> [PROBLEM DETAILS]: Copy each line where the word "электростанций" occurs.

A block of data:
— START —

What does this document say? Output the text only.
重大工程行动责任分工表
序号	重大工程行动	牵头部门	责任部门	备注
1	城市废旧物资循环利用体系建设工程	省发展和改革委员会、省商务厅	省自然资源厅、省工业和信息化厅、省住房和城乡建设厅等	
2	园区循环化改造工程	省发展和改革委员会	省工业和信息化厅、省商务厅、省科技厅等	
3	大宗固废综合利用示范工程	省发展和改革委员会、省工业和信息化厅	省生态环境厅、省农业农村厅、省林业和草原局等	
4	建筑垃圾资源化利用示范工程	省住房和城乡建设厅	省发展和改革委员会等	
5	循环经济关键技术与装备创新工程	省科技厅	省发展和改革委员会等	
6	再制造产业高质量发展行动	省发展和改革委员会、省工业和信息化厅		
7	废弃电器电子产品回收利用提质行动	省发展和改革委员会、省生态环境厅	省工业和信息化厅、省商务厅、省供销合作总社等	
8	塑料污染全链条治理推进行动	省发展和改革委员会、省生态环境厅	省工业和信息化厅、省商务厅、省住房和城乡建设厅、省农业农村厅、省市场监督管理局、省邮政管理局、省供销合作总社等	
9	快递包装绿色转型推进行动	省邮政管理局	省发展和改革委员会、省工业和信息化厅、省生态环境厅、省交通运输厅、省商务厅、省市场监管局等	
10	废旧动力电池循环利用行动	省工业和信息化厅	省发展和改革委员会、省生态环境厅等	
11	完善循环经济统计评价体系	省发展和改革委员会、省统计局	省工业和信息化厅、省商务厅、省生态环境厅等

— END —
— START —

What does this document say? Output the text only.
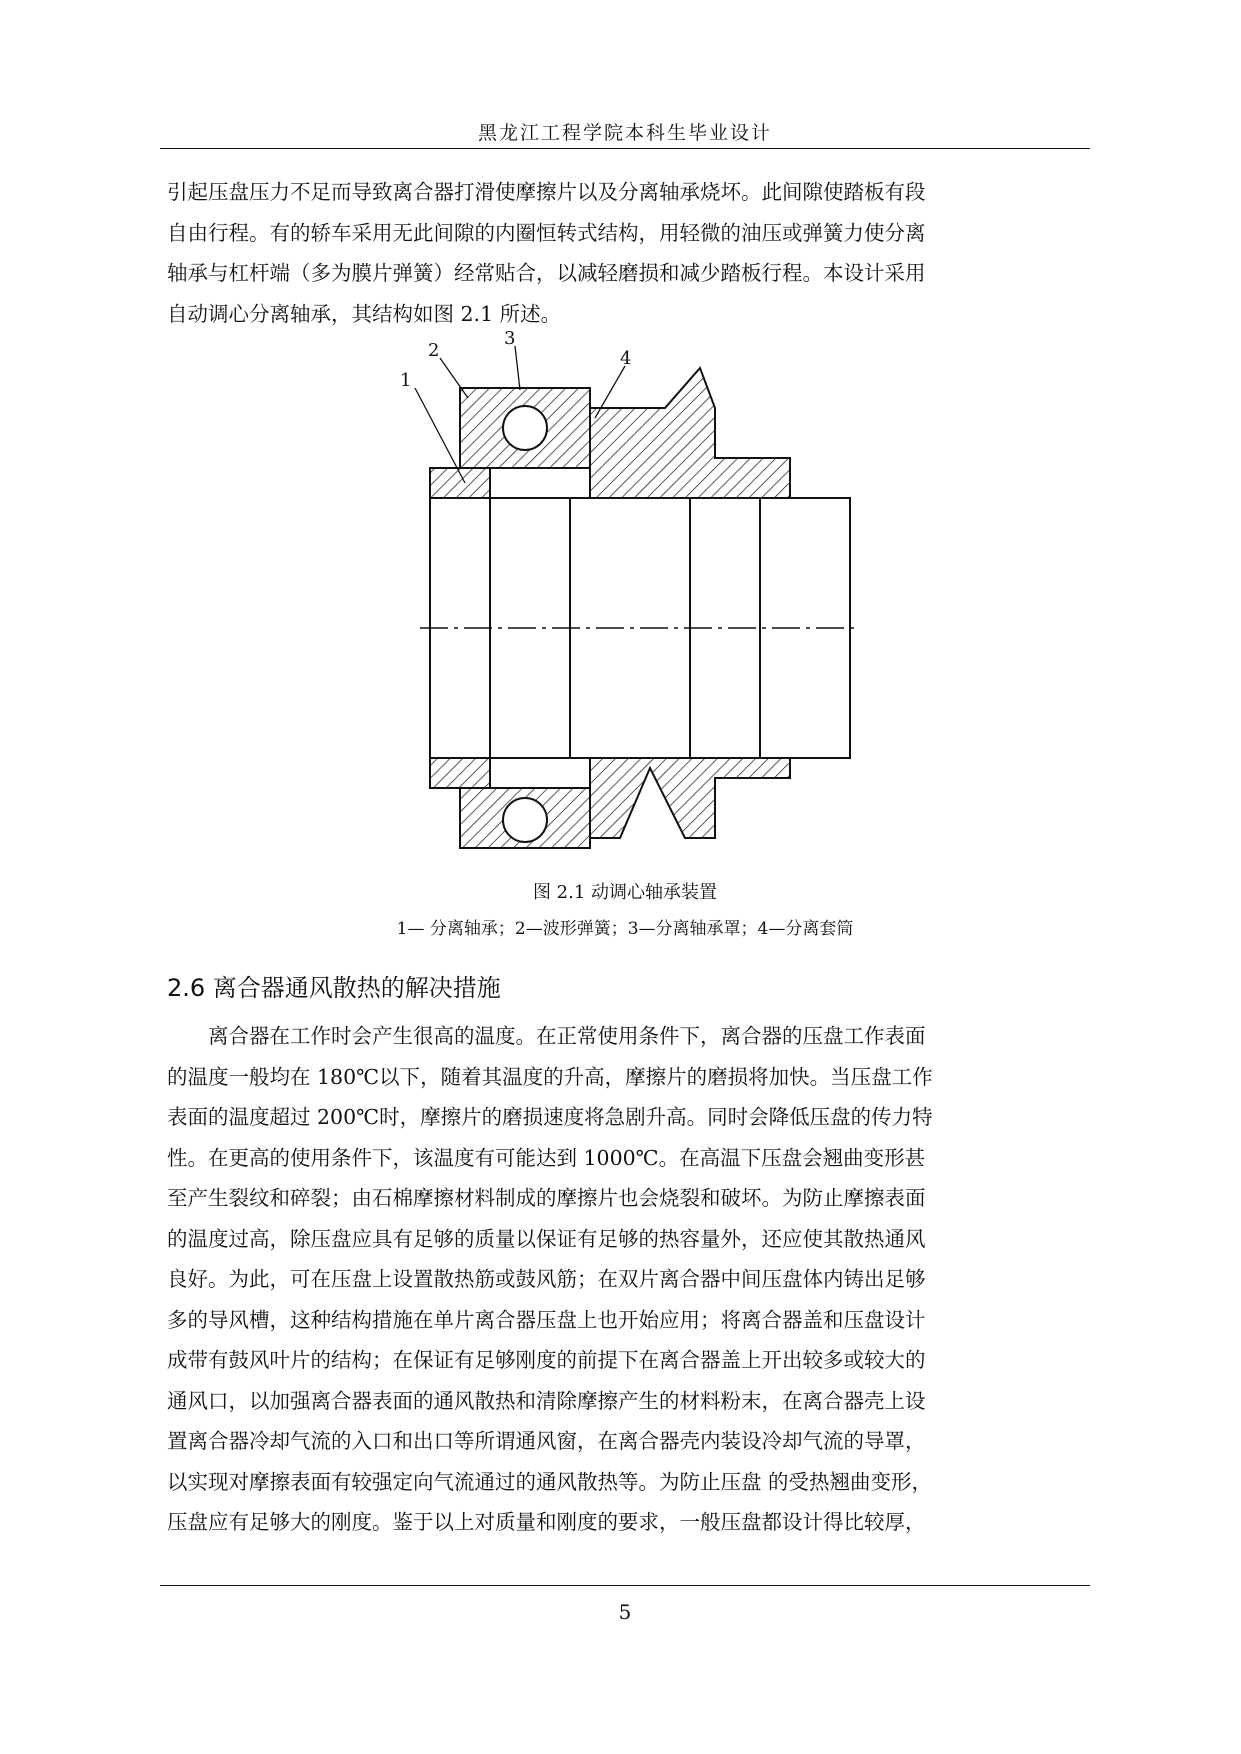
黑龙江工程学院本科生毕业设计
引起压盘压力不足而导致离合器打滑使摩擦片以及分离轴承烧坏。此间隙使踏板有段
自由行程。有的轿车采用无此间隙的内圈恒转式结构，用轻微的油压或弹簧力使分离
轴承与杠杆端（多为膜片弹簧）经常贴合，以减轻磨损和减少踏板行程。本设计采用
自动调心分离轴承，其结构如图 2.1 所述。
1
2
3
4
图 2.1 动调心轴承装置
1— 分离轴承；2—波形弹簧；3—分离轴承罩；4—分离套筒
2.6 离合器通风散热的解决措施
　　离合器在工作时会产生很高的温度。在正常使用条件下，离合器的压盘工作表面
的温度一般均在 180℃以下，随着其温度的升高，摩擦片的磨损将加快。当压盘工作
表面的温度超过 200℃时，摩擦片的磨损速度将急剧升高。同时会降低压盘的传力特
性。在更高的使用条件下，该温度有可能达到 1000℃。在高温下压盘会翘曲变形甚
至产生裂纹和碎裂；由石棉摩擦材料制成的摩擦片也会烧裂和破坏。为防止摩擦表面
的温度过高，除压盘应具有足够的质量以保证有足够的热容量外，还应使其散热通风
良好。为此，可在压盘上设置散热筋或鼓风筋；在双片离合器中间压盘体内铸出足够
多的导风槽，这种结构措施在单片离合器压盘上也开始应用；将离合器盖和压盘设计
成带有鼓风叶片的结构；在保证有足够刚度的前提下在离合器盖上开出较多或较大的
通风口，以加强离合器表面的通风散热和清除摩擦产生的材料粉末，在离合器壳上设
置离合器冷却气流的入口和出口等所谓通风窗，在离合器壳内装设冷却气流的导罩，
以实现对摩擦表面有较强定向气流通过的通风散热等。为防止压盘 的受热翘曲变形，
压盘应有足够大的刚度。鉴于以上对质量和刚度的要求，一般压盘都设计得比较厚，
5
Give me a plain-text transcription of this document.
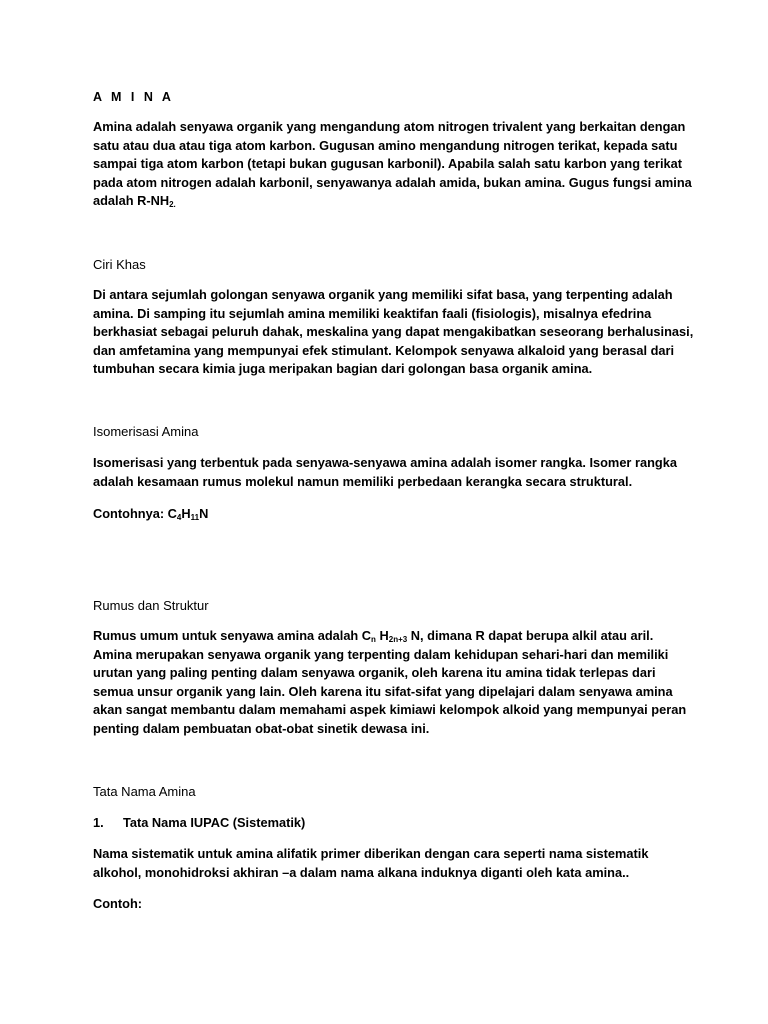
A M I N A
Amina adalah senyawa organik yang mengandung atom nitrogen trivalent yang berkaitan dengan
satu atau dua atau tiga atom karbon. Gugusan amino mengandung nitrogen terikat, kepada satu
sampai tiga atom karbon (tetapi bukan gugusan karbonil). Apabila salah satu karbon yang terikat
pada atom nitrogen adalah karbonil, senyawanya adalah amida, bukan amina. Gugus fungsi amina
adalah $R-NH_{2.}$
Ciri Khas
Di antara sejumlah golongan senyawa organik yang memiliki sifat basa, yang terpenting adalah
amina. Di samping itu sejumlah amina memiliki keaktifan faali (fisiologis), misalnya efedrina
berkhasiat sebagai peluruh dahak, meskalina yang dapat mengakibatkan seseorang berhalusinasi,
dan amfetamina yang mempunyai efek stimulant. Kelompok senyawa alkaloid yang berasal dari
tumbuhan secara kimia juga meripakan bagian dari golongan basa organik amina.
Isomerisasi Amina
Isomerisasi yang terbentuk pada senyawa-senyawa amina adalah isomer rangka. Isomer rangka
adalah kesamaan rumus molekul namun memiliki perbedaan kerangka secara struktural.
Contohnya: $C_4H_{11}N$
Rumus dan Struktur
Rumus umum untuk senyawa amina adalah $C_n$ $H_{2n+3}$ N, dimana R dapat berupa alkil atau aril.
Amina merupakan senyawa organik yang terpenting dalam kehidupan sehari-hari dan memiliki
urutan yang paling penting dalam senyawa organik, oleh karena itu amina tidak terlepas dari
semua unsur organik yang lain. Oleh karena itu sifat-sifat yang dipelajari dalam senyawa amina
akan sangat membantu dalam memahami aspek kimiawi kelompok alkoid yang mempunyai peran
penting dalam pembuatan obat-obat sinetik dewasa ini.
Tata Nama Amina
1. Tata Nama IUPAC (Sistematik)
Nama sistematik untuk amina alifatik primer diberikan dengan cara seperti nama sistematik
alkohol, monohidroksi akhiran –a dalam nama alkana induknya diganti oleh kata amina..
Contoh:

— END —
— START —

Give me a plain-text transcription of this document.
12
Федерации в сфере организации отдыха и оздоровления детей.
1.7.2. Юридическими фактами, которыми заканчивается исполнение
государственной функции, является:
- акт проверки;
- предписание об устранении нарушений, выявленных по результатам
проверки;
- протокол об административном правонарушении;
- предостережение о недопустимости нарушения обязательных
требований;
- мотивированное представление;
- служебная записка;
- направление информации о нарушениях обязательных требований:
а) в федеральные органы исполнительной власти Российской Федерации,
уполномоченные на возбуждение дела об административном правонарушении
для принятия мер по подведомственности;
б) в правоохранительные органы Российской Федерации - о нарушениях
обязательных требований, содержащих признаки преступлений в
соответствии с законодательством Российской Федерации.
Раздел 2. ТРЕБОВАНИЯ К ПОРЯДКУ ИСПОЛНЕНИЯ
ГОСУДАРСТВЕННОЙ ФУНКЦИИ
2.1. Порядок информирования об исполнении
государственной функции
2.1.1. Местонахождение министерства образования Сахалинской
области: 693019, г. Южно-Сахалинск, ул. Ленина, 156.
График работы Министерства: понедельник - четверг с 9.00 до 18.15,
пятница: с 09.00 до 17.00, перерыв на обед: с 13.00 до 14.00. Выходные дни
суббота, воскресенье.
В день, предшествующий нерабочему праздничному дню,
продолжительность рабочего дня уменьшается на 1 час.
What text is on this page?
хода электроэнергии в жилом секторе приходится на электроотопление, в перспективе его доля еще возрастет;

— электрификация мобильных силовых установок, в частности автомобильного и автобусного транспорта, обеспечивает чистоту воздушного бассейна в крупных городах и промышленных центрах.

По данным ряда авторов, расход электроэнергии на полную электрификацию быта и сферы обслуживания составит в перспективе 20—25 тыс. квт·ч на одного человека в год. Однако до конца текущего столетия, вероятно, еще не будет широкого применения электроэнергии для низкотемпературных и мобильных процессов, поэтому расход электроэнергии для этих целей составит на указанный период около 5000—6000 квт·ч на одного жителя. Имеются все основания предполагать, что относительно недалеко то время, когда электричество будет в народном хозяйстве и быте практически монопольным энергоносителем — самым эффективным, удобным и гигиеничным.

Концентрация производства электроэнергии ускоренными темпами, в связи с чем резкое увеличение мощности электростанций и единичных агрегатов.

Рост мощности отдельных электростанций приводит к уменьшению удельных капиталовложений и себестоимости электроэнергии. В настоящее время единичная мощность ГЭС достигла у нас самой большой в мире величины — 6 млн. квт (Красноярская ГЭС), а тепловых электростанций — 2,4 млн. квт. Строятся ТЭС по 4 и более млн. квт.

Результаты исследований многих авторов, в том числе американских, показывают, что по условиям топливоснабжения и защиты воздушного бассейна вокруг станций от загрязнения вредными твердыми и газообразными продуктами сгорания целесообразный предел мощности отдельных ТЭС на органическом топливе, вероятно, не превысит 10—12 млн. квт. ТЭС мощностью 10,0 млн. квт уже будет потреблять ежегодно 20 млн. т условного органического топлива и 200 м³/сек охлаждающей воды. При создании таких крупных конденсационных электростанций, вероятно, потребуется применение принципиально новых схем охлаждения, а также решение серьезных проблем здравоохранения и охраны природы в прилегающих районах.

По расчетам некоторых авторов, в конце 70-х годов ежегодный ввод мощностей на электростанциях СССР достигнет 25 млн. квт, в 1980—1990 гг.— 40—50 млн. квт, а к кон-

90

— END —

> [FULL OUTPUT]:
Концентрация производства электроэнергии ускоренными темпами, в связи с чем резкое увеличение мощности электростанций и единичных агрегатов.
Рост мощности отдельных электростанций приводит к уменьшению удельных капиталовложений и себестоимости электроэнергии. В настоящее время единичная мощность ГЭС достигла у нас самой большой в мире величины — 6 млн. квт (Красноярская ГЭС), а тепловых электростанций — 2,4 млн. квт. Строятся ТЭС по 4 и более млн. квт.
Результаты исследований многих авторов, в том числе американских, показывают, что по условиям топливоснабжения и защиты воздушного бассейна вокруг станций от загрязнения вредными твердыми и газообразными продуктами сгорания целесообразный предел мощности отдельных ТЭС на органическом топливе, вероятно, не превысит 10—12 млн. квт. ТЭС мощностью 10,0 млн. квт уже будет потреблять ежегодно 20 млн. т условного органического топлива и 200 м³/сек охлаждающей воды. При создании таких крупных конденсационных электростанций, вероятно, потребуется применение принципиально новых схем охлаждения, а также решение серьезных проблем здравоохранения и охраны природы в прилегающих районах.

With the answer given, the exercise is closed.